Every entry that follows should be reproduced exactly.

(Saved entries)
____________

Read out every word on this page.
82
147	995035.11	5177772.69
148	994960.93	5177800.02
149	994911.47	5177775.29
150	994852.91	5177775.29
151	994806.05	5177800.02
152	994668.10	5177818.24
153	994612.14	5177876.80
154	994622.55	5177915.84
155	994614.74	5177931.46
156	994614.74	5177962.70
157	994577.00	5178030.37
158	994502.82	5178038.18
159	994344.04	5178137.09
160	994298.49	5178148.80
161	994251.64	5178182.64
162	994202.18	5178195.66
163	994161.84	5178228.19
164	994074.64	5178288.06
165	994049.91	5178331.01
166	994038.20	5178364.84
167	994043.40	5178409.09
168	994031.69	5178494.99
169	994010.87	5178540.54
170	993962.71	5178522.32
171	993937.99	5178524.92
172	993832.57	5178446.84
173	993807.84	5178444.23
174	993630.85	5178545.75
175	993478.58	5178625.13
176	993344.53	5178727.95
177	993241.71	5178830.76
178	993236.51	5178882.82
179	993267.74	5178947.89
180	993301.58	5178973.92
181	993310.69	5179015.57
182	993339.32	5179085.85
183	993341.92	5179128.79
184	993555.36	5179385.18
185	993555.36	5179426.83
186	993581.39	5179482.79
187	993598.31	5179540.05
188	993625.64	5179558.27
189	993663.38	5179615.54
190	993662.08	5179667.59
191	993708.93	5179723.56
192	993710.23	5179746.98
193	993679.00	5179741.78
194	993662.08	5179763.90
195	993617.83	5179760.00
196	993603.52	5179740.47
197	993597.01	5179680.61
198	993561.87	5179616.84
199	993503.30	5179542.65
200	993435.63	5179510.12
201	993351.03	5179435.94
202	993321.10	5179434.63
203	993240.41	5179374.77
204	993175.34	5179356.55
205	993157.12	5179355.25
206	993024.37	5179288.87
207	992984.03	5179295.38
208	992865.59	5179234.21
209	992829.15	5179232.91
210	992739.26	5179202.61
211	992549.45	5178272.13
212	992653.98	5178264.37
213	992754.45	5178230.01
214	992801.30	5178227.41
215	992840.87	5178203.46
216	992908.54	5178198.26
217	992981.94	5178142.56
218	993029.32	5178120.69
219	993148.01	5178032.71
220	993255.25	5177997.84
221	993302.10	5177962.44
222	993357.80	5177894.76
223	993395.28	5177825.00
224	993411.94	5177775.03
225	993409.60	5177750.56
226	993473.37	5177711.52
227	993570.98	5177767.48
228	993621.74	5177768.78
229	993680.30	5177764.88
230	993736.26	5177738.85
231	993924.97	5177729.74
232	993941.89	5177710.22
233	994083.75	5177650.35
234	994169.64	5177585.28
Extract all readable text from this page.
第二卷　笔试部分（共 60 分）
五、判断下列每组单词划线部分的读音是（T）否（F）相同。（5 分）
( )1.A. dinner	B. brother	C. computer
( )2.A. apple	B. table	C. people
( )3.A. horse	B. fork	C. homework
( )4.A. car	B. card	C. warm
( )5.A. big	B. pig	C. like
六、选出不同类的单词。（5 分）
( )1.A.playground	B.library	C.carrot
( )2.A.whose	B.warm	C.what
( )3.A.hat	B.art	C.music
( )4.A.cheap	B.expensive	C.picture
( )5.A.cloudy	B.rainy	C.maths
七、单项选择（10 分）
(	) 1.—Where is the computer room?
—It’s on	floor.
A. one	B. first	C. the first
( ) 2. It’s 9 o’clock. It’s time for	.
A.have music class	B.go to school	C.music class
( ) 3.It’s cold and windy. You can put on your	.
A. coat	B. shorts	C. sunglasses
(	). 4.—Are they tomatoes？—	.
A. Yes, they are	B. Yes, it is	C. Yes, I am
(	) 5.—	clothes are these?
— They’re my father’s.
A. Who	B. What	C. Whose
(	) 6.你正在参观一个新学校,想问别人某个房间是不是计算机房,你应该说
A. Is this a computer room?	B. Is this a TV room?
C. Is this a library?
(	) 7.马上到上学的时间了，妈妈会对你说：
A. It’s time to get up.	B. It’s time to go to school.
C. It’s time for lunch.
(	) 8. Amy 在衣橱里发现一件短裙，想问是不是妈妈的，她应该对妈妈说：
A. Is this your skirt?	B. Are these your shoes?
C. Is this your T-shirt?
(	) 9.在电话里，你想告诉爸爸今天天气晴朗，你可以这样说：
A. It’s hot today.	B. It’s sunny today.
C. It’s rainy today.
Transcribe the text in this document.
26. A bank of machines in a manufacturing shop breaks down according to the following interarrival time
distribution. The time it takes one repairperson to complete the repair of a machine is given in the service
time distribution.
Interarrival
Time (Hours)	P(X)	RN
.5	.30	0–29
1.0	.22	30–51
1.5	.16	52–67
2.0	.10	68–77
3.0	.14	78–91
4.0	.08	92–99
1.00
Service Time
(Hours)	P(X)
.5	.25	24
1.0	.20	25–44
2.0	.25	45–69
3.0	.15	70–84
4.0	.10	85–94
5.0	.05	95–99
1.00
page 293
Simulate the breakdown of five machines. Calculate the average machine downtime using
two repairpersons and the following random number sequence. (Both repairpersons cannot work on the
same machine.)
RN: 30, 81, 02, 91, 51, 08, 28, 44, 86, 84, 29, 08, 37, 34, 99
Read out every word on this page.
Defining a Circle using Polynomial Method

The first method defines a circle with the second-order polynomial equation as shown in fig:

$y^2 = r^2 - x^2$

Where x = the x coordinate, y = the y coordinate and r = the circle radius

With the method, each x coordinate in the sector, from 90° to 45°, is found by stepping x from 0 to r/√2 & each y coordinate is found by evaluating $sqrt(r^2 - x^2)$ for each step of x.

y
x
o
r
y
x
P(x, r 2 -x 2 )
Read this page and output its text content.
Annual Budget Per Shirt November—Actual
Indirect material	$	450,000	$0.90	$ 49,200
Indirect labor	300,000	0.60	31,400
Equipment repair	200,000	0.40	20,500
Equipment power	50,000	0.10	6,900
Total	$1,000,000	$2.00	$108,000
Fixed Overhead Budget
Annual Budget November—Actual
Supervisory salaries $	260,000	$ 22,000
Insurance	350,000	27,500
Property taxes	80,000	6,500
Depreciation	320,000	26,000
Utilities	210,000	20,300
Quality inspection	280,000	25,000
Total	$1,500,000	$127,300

____________

● **Completed task**
Read out every word on this page.
82
147	995035.11	5177772.69
148	994960.93	5177800.02
149	994911.47	5177775.29
150	994852.91	5177775.29
151	994806.05	5177800.02
152	994668.10	5177818.24
153	994612.14	5177876.80
154	994622.55	5177915.84
155	994614.74	5177931.46
156	994614.74	5177962.70
157	994577.00	5178030.37
158	994502.82	5178038.18
159	994344.04	5178137.09
160	994298.49	5178148.80
161	994251.64	5178182.64
162	994202.18	5178195.66
163	994161.84	5178228.19
164	994074.64	5178288.06
165	994049.91	5178331.01
166	994038.20	5178364.84
167	994043.40	5178409.09
168	994031.69	5178494.99
169	994010.87	5178540.54
170	993962.71	5178522.32
171	993937.99	5178524.92
172	993832.57	5178446.84
173	993807.84	5178444.23
174	993630.85	5178545.75
175	993478.58	5178625.13
176	993344.53	5178727.95
177	993241.71	5178830.76
178	993236.51	5178882.82
179	993267.74	5178947.89
180	993301.58	5178973.92
181	993310.69	5179015.57
182	993339.32	5179085.85
183	993341.92	5179128.79
184	993555.36	5179385.18
185	993555.36	5179426.83
186	993581.39	5179482.79
187	993598.31	5179540.05
188	993625.64	5179558.27
189	993663.38	5179615.54
190	993662.08	5179667.59
191	993708.93	5179723.56
192	993710.23	5179746.98
193	993679.00	5179741.78
194	993662.08	5179763.90
195	993617.83	5179760.00
196	993603.52	5179740.47
197	993597.01	5179680.61
198	993561.87	5179616.84
199	993503.30	5179542.65
200	993435.63	5179510.12
201	993351.03	5179435.94
202	993321.10	5179434.63
203	993240.41	5179374.77
204	993175.34	5179356.55
205	993157.12	5179355.25
206	993024.37	5179288.87
207	992984.03	5179295.38
208	992865.59	5179234.21
209	992829.15	5179232.91
210	992739.26	5179202.61
211	992549.45	5178272.13
212	992653.98	5178264.37
213	992754.45	5178230.01
214	992801.30	5178227.41
215	992840.87	5178203.46
216	992908.54	5178198.26
217	992981.94	5178142.56
218	993029.32	5178120.69
219	993148.01	5178032.71
220	993255.25	5177997.84
221	993302.10	5177962.44
222	993357.80	5177894.76
223	993395.28	5177825.00
224	993411.94	5177775.03
225	993409.60	5177750.56
226	993473.37	5177711.52
227	993570.98	5177767.48
228	993621.74	5177768.78
229	993680.30	5177764.88
230	993736.26	5177738.85
231	993924.97	5177729.74
232	993941.89	5177710.22
233	994083.75	5177650.35
234	994169.64	5177585.28
Extract all readable text from this page.
第二卷　笔试部分（共 60 分）
五、判断下列每组单词划线部分的读音是（T）否（F）相同。（5 分）
( )1.A. dinner	B. brother	C. computer
( )2.A. apple	B. table	C. people
( )3.A. horse	B. fork	C. homework
( )4.A. car	B. card	C. warm
( )5.A. big	B. pig	C. like
六、选出不同类的单词。（5 分）
( )1.A.playground	B.library	C.carrot
( )2.A.whose	B.warm	C.what
( )3.A.hat	B.art	C.music
( )4.A.cheap	B.expensive	C.picture
( )5.A.cloudy	B.rainy	C.maths
七、单项选择（10 分）
(	) 1.—Where is the computer room?
—It’s on	floor.
A. one	B. first	C. the first
( ) 2. It’s 9 o’clock. It’s time for	.
A.have music class	B.go to school	C.music class
( ) 3.It’s cold and windy. You can put on your	.
A. coat	B. shorts	C. sunglasses
(	). 4.—Are they tomatoes？—	.
A. Yes, they are	B. Yes, it is	C. Yes, I am
(	) 5.—	clothes are these?
— They’re my father’s.
A. Who	B. What	C. Whose
(	) 6.你正在参观一个新学校,想问别人某个房间是不是计算机房,你应该说
A. Is this a computer room?	B. Is this a TV room?
C. Is this a library?
(	) 7.马上到上学的时间了，妈妈会对你说：
A. It’s time to get up.	B. It’s time to go to school.
C. It’s time for lunch.
(	) 8. Amy 在衣橱里发现一件短裙，想问是不是妈妈的，她应该对妈妈说：
A. Is this your skirt?	B. Are these your shoes?
C. Is this your T-shirt?
(	) 9.在电话里，你想告诉爸爸今天天气晴朗，你可以这样说：
A. It’s hot today.	B. It’s sunny today.
C. It’s rainy today.
Transcribe the text in this document.
26. A bank of machines in a manufacturing shop breaks down according to the following interarrival time
distribution. The time it takes one repairperson to complete the repair of a machine is given in the service
time distribution.
Interarrival
Time (Hours)	P(X)	RN
.5	.30	0–29
1.0	.22	30–51
1.5	.16	52–67
2.0	.10	68–77
3.0	.14	78–91
4.0	.08	92–99
1.00
Service Time
(Hours)	P(X)
.5	.25	24
1.0	.20	25–44
2.0	.25	45–69
3.0	.15	70–84
4.0	.10	85–94
5.0	.05	95–99
1.00
page 293
Simulate the breakdown of five machines. Calculate the average machine downtime using
two repairpersons and the following random number sequence. (Both repairpersons cannot work on the
same machine.)
RN: 30, 81, 02, 91, 51, 08, 28, 44, 86, 84, 29, 08, 37, 34, 99
Read out every word on this page.
Defining a Circle using Polynomial Method

The first method defines a circle with the second-order polynomial equation as shown in fig:

$y^2 = r^2 - x^2$

Where x = the x coordinate, y = the y coordinate and r = the circle radius

With the method, each x coordinate in the sector, from 90° to 45°, is found by stepping x from 0 to r/√2 & each y coordinate is found by evaluating $sqrt(r^2 - x^2)$ for each step of x.

y
x
o
r
y
x
P(x, r 2 -x 2 )
Read this page and output its text content.
Annual Budget Per Shirt November—Actual
Indirect material	$	450,000	$0.90	$ 49,200
Indirect labor	300,000	0.60	31,400
Equipment repair	200,000	0.40	20,500
Equipment power	50,000	0.10	6,900
Total	$1,000,000	$2.00	$108,000
Fixed Overhead Budget
Annual Budget November—Actual
Supervisory salaries $	260,000	$ 22,000
Insurance	350,000	27,500
Property taxes	80,000	6,500
Depreciation	320,000	26,000
Utilities	210,000	20,300
Quality inspection	280,000	25,000
Total	$1,500,000	$127,300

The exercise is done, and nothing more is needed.